Provided records
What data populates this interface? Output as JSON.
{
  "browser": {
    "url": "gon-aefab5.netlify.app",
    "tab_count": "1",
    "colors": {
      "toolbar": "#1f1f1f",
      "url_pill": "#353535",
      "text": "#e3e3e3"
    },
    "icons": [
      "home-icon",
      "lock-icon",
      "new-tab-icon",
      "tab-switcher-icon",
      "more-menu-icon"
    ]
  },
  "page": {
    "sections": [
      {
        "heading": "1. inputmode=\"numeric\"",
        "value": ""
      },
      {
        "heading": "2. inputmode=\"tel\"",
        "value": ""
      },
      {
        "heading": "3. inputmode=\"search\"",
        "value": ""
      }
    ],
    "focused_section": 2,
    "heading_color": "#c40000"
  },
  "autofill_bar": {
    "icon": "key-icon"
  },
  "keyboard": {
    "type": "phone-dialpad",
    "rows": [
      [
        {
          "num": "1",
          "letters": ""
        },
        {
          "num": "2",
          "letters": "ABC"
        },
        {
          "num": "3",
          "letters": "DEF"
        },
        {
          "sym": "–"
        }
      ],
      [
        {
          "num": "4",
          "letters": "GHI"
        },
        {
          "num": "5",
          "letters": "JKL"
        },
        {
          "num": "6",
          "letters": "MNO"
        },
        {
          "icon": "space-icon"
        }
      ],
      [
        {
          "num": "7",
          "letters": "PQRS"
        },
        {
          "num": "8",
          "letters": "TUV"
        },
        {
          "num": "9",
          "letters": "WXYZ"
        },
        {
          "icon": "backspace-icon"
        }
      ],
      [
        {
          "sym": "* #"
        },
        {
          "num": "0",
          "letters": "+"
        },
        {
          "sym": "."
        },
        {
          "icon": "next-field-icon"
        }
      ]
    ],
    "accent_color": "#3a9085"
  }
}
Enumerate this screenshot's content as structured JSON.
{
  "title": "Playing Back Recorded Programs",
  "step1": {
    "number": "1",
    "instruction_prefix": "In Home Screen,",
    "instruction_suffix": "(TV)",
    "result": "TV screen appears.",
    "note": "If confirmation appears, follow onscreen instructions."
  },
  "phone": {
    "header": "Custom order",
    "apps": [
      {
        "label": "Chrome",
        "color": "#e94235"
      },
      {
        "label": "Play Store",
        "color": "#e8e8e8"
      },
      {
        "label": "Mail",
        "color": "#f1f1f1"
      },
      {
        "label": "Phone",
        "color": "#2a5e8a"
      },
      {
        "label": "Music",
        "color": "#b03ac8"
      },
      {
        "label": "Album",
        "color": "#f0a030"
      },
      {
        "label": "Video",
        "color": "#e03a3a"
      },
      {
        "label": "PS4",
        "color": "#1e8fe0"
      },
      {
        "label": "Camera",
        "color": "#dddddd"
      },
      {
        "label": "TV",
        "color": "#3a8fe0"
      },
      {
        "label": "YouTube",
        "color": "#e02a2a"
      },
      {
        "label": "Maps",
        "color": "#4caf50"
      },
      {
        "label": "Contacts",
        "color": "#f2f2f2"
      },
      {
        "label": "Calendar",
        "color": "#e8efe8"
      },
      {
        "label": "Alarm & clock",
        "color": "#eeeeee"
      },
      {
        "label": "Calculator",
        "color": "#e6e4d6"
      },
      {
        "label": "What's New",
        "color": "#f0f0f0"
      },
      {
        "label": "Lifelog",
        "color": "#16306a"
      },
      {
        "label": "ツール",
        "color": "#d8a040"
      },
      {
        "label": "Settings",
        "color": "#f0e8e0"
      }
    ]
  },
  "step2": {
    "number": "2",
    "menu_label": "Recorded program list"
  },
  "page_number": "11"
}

Task to carry out
From the records above, extract every line exactly as it stands.

Answer in full
What data populates this interface? Output as JSON.
{
  "browser": {
    "url": "gon-aefab5.netlify.app",
    "tab_count": "1",
    "colors": {
      "toolbar": "#1f1f1f",
      "url_pill": "#353535",
      "text": "#e3e3e3"
    },
    "icons": [
      "home-icon",
      "lock-icon",
      "new-tab-icon",
      "tab-switcher-icon",
      "more-menu-icon"
    ]
  },
  "page": {
    "sections": [
      {
        "heading": "1. inputmode=\"numeric\"",
        "value": ""
      },
      {
        "heading": "2. inputmode=\"tel\"",
        "value": ""
      },
      {
        "heading": "3. inputmode=\"search\"",
        "value": ""
      }
    ],
    "focused_section": 2,
    "heading_color": "#c40000"
  },
  "autofill_bar": {
    "icon": "key-icon"
  },
  "keyboard": {
    "type": "phone-dialpad",
    "rows": [
      [
        {
          "num": "1",
          "letters": ""
        },
        {
          "num": "2",
          "letters": "ABC"
        },
        {
          "num": "3",
          "letters": "DEF"
        },
        {
          "sym": "–"
        }
      ],
      [
        {
          "num": "4",
          "letters": "GHI"
        },
        {
          "num": "5",
          "letters": "JKL"
        },
        {
          "num": "6",
          "letters": "MNO"
        },
        {
          "icon": "space-icon"
        }
      ],
      [
        {
          "num": "7",
          "letters": "PQRS"
        },
        {
          "num": "8",
          "letters": "TUV"
        },
        {
          "num": "9",
          "letters": "WXYZ"
        },
        {
          "icon": "backspace-icon"
        }
      ],
      [
        {
          "sym": "* #"
        },
        {
          "num": "0",
          "letters": "+"
        },
        {
          "sym": "."
        },
        {
          "icon": "next-field-icon"
        }
      ]
    ],
    "accent_color": "#3a9085"
  }
}
Enumerate this screenshot's content as structured JSON.
{
  "title": "Playing Back Recorded Programs",
  "step1": {
    "number": "1",
    "instruction_prefix": "In Home Screen,",
    "instruction_suffix": "(TV)",
    "result": "TV screen appears.",
    "note": "If confirmation appears, follow onscreen instructions."
  },
  "phone": {
    "header": "Custom order",
    "apps": [
      {
        "label": "Chrome",
        "color": "#e94235"
      },
      {
        "label": "Play Store",
        "color": "#e8e8e8"
      },
      {
        "label": "Mail",
        "color": "#f1f1f1"
      },
      {
        "label": "Phone",
        "color": "#2a5e8a"
      },
      {
        "label": "Music",
        "color": "#b03ac8"
      },
      {
        "label": "Album",
        "color": "#f0a030"
      },
      {
        "label": "Video",
        "color": "#e03a3a"
      },
      {
        "label": "PS4",
        "color": "#1e8fe0"
      },
      {
        "label": "Camera",
        "color": "#dddddd"
      },
      {
        "label": "TV",
        "color": "#3a8fe0"
      },
      {
        "label": "YouTube",
        "color": "#e02a2a"
      },
      {
        "label": "Maps",
        "color": "#4caf50"
      },
      {
        "label": "Contacts",
        "color": "#f2f2f2"
      },
      {
        "label": "Calendar",
        "color": "#e8efe8"
      },
      {
        "label": "Alarm & clock",
        "color": "#eeeeee"
      },
      {
        "label": "Calculator",
        "color": "#e6e4d6"
      },
      {
        "label": "What's New",
        "color": "#f0f0f0"
      },
      {
        "label": "Lifelog",
        "color": "#16306a"
      },
      {
        "label": "ツール",
        "color": "#d8a040"
      },
      {
        "label": "Settings",
        "color": "#f0e8e0"
      }
    ]
  },
  "step2": {
    "number": "2",
    "menu_label": "Recorded program list"
  },
  "page_number": "11"
}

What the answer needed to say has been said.